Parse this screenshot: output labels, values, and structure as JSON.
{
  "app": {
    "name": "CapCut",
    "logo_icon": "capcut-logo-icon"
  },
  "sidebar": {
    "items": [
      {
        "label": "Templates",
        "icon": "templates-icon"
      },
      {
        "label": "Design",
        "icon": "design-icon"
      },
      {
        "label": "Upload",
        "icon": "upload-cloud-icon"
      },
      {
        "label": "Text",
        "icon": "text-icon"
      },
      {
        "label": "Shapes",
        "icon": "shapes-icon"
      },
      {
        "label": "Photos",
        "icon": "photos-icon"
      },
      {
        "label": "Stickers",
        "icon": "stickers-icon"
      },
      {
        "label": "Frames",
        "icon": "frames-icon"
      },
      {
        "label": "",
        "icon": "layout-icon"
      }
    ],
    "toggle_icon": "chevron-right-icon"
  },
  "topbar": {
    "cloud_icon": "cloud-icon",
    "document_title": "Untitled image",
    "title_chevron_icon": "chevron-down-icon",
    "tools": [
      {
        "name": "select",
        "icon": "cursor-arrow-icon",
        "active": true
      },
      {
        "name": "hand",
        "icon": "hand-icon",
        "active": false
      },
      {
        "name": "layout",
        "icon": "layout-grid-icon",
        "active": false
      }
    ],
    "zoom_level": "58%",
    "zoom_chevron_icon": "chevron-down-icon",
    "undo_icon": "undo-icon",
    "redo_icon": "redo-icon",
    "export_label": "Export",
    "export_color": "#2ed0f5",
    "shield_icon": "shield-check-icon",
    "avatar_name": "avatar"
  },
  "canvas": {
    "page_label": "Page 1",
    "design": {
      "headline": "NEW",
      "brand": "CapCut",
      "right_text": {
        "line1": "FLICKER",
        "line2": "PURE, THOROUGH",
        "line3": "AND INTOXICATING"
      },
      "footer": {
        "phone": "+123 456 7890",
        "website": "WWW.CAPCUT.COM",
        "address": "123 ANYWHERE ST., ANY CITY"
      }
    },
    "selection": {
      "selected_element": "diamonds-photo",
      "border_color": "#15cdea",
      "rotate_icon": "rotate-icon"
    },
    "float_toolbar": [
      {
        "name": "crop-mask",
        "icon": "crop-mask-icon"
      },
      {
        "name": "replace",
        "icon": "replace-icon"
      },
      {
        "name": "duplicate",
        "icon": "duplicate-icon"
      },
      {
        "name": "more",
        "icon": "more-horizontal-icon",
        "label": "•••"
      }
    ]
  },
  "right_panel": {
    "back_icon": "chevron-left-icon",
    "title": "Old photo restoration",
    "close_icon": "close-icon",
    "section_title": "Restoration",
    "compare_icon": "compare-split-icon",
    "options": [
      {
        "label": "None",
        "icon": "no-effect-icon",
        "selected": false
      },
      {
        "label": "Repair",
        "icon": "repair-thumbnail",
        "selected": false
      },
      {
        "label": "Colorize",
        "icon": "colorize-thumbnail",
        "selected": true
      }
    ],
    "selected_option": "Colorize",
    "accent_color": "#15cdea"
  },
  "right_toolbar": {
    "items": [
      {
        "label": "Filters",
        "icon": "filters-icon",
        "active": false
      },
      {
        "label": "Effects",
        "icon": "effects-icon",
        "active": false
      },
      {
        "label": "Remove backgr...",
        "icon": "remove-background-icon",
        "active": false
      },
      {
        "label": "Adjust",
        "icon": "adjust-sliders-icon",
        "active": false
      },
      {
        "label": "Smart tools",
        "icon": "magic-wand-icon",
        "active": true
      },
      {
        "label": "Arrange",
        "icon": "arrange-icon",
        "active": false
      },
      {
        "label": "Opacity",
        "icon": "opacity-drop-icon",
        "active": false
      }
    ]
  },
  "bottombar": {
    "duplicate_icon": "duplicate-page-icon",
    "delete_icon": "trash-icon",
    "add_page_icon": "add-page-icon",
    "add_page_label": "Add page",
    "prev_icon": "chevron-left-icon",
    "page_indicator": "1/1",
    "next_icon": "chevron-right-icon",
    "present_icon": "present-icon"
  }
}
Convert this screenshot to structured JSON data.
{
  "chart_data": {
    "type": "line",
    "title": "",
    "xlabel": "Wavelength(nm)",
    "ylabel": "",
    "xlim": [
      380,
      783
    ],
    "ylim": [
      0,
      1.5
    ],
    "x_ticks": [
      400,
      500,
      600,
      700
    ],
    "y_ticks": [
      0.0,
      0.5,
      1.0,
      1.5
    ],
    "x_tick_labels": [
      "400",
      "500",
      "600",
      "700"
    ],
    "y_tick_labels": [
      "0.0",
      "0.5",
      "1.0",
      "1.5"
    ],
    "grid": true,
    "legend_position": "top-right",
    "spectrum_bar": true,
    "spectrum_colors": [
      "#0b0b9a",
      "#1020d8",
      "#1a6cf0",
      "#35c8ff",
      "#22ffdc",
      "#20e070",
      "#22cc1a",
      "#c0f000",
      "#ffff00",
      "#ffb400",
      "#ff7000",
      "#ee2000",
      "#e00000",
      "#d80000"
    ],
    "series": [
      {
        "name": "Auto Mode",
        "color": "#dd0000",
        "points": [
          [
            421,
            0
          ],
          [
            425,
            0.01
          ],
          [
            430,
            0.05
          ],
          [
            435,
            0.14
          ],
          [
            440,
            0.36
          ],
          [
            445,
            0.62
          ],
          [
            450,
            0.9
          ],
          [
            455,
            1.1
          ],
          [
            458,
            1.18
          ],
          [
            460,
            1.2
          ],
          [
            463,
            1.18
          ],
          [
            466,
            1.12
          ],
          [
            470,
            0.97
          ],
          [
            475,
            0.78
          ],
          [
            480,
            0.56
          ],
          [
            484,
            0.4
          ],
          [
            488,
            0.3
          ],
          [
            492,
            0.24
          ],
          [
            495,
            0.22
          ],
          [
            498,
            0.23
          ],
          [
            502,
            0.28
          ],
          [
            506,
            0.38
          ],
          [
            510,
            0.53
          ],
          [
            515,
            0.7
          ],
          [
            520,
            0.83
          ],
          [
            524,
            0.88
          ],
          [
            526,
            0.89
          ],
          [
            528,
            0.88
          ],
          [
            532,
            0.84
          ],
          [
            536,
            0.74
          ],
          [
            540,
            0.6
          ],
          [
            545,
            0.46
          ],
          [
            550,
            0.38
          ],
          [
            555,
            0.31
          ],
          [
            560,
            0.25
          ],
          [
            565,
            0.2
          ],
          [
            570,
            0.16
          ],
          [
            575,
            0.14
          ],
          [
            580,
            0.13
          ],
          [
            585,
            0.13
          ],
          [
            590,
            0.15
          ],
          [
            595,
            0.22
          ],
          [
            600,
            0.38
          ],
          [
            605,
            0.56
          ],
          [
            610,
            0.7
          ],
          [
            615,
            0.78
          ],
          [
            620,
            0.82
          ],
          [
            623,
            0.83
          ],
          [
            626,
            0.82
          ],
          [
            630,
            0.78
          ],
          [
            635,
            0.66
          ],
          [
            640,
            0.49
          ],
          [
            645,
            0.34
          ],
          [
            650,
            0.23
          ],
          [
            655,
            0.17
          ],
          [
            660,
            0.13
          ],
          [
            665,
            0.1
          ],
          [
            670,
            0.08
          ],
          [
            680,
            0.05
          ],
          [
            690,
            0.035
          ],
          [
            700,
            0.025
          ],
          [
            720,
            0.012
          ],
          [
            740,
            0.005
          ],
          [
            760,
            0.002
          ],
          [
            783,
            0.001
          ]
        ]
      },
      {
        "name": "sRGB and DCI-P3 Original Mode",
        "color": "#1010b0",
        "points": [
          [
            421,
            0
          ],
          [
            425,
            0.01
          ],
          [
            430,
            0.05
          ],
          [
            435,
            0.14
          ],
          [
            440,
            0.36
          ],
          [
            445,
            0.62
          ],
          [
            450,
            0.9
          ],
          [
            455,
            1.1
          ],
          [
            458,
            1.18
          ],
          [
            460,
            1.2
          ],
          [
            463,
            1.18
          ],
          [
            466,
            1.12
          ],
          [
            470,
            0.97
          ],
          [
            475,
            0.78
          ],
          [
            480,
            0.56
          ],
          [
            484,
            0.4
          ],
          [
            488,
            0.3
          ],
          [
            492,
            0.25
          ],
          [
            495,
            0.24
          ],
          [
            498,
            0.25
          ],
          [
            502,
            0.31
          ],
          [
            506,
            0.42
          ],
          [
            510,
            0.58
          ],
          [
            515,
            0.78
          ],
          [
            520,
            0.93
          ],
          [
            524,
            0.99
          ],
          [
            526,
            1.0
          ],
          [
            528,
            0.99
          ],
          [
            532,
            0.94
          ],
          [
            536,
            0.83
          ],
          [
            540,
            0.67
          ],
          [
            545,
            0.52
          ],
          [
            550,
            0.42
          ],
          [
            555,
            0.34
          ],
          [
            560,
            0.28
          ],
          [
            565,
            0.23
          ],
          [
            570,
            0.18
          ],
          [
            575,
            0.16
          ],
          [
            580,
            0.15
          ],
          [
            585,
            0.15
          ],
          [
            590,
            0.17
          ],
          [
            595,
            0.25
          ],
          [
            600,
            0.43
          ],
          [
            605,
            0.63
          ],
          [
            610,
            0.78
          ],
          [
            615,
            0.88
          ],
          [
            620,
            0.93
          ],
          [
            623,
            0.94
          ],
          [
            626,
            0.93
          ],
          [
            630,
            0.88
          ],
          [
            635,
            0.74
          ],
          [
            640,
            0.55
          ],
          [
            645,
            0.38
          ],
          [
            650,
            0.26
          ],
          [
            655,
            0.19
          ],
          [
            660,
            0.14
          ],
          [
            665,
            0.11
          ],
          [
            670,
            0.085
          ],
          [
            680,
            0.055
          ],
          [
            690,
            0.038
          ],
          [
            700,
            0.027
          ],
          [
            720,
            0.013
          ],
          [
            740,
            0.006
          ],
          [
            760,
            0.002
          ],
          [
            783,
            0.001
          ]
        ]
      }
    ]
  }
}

------------------------------------------------

• THE TASK: State the count of lines in the data holding the word "more", adding nothing to it.

• RESULT OF THE TASK: 2